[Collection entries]

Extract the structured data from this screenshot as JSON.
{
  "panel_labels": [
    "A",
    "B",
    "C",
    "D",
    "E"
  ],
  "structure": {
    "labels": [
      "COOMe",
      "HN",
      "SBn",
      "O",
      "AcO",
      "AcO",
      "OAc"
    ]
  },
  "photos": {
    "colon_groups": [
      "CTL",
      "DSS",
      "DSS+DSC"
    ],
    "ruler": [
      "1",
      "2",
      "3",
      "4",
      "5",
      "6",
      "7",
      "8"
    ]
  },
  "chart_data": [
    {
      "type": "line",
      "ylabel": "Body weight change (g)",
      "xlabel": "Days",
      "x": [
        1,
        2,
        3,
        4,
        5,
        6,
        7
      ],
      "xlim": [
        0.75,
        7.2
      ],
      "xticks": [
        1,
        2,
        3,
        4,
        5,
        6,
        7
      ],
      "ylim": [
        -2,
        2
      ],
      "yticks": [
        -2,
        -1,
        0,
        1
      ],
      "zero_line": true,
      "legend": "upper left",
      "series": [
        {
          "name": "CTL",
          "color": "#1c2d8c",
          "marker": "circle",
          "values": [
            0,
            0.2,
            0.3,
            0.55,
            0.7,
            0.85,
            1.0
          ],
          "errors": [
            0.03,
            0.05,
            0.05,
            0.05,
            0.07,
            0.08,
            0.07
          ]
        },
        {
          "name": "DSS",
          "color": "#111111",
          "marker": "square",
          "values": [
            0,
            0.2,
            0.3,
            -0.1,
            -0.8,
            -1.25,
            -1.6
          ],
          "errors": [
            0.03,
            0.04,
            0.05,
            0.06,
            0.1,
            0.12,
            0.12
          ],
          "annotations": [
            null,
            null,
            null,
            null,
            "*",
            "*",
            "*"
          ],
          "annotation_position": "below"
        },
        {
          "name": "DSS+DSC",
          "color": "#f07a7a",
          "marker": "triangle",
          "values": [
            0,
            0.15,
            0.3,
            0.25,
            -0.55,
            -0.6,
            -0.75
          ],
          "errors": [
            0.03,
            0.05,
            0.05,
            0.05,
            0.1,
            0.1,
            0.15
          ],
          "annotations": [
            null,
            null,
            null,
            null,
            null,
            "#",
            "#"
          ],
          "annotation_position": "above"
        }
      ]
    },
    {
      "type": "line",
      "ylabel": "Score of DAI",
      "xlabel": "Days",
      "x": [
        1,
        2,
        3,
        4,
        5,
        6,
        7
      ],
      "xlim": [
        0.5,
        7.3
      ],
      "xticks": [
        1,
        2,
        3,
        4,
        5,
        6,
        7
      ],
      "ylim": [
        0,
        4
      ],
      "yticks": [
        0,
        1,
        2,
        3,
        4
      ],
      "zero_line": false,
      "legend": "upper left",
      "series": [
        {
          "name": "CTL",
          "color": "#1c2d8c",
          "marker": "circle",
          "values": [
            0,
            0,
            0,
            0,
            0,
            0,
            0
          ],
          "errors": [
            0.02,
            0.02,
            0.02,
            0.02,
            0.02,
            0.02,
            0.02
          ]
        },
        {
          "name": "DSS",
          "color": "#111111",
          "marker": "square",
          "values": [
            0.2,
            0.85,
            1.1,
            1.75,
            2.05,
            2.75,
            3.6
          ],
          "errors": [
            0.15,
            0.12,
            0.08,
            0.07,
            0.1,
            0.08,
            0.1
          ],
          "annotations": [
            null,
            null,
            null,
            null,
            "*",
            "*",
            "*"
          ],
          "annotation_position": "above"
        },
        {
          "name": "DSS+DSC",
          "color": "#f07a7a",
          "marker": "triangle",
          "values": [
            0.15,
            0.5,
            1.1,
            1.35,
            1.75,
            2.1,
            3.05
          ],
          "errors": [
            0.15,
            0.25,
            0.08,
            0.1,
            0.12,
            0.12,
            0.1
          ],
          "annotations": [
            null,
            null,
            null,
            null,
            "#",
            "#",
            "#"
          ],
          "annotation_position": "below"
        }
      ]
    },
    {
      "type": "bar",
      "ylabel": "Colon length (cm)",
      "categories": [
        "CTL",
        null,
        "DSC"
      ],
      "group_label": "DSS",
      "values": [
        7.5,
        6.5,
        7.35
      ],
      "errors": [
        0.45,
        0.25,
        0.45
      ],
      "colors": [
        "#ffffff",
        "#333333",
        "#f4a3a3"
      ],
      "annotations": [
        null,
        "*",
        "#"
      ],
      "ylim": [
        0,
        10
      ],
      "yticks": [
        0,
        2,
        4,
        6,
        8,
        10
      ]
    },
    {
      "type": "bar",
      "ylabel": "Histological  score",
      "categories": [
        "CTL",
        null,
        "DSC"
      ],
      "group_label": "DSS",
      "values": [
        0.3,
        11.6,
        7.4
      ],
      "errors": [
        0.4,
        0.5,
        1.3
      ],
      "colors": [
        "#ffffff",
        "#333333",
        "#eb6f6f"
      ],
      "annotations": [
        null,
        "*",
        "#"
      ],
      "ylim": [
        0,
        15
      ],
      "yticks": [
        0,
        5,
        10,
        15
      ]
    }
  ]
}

Exercise instructions: Each of the records should be retyped exactly.

Answer to this problem:
Extract the structured data from this screenshot as JSON.
{
  "panel_labels": [
    "A",
    "B",
    "C",
    "D",
    "E"
  ],
  "structure": {
    "labels": [
      "COOMe",
      "HN",
      "SBn",
      "O",
      "AcO",
      "AcO",
      "OAc"
    ]
  },
  "photos": {
    "colon_groups": [
      "CTL",
      "DSS",
      "DSS+DSC"
    ],
    "ruler": [
      "1",
      "2",
      "3",
      "4",
      "5",
      "6",
      "7",
      "8"
    ]
  },
  "chart_data": [
    {
      "type": "line",
      "ylabel": "Body weight change (g)",
      "xlabel": "Days",
      "x": [
        1,
        2,
        3,
        4,
        5,
        6,
        7
      ],
      "xlim": [
        0.75,
        7.2
      ],
      "xticks": [
        1,
        2,
        3,
        4,
        5,
        6,
        7
      ],
      "ylim": [
        -2,
        2
      ],
      "yticks": [
        -2,
        -1,
        0,
        1
      ],
      "zero_line": true,
      "legend": "upper left",
      "series": [
        {
          "name": "CTL",
          "color": "#1c2d8c",
          "marker": "circle",
          "values": [
            0,
            0.2,
            0.3,
            0.55,
            0.7,
            0.85,
            1.0
          ],
          "errors": [
            0.03,
            0.05,
            0.05,
            0.05,
            0.07,
            0.08,
            0.07
          ]
        },
        {
          "name": "DSS",
          "color": "#111111",
          "marker": "square",
          "values": [
            0,
            0.2,
            0.3,
            -0.1,
            -0.8,
            -1.25,
            -1.6
          ],
          "errors": [
            0.03,
            0.04,
            0.05,
            0.06,
            0.1,
            0.12,
            0.12
          ],
          "annotations": [
            null,
            null,
            null,
            null,
            "*",
            "*",
            "*"
          ],
          "annotation_position": "below"
        },
        {
          "name": "DSS+DSC",
          "color": "#f07a7a",
          "marker": "triangle",
          "values": [
            0,
            0.15,
            0.3,
            0.25,
            -0.55,
            -0.6,
            -0.75
          ],
          "errors": [
            0.03,
            0.05,
            0.05,
            0.05,
            0.1,
            0.1,
            0.15
          ],
          "annotations": [
            null,
            null,
            null,
            null,
            null,
            "#",
            "#"
          ],
          "annotation_position": "above"
        }
      ]
    },
    {
      "type": "line",
      "ylabel": "Score of DAI",
      "xlabel": "Days",
      "x": [
        1,
        2,
        3,
        4,
        5,
        6,
        7
      ],
      "xlim": [
        0.5,
        7.3
      ],
      "xticks": [
        1,
        2,
        3,
        4,
        5,
        6,
        7
      ],
      "ylim": [
        0,
        4
      ],
      "yticks": [
        0,
        1,
        2,
        3,
        4
      ],
      "zero_line": false,
      "legend": "upper left",
      "series": [
        {
          "name": "CTL",
          "color": "#1c2d8c",
          "marker": "circle",
          "values": [
            0,
            0,
            0,
            0,
            0,
            0,
            0
          ],
          "errors": [
            0.02,
            0.02,
            0.02,
            0.02,
            0.02,
            0.02,
            0.02
          ]
        },
        {
          "name": "DSS",
          "color": "#111111",
          "marker": "square",
          "values": [
            0.2,
            0.85,
            1.1,
            1.75,
            2.05,
            2.75,
            3.6
          ],
          "errors": [
            0.15,
            0.12,
            0.08,
            0.07,
            0.1,
            0.08,
            0.1
          ],
          "annotations": [
            null,
            null,
            null,
            null,
            "*",
            "*",
            "*"
          ],
          "annotation_position": "above"
        },
        {
          "name": "DSS+DSC",
          "color": "#f07a7a",
          "marker": "triangle",
          "values": [
            0.15,
            0.5,
            1.1,
            1.35,
            1.75,
            2.1,
            3.05
          ],
          "errors": [
            0.15,
            0.25,
            0.08,
            0.1,
            0.12,
            0.12,
            0.1
          ],
          "annotations": [
            null,
            null,
            null,
            null,
            "#",
            "#",
            "#"
          ],
          "annotation_position": "below"
        }
      ]
    },
    {
      "type": "bar",
      "ylabel": "Colon length (cm)",
      "categories": [
        "CTL",
        null,
        "DSC"
      ],
      "group_label": "DSS",
      "values": [
        7.5,
        6.5,
        7.35
      ],
      "errors": [
        0.45,
        0.25,
        0.45
      ],
      "colors": [
        "#ffffff",
        "#333333",
        "#f4a3a3"
      ],
      "annotations": [
        null,
        "*",
        "#"
      ],
      "ylim": [
        0,
        10
      ],
      "yticks": [
        0,
        2,
        4,
        6,
        8,
        10
      ]
    },
    {
      "type": "bar",
      "ylabel": "Histological  score",
      "categories": [
        "CTL",
        null,
        "DSC"
      ],
      "group_label": "DSS",
      "values": [
        0.3,
        11.6,
        7.4
      ],
      "errors": [
        0.4,
        0.5,
        1.3
      ],
      "colors": [
        "#ffffff",
        "#333333",
        "#eb6f6f"
      ],
      "annotations": [
        null,
        "*",
        "#"
      ],
      "ylim": [
        0,
        15
      ],
      "yticks": [
        0,
        5,
        10,
        15
      ]
    }
  ]
}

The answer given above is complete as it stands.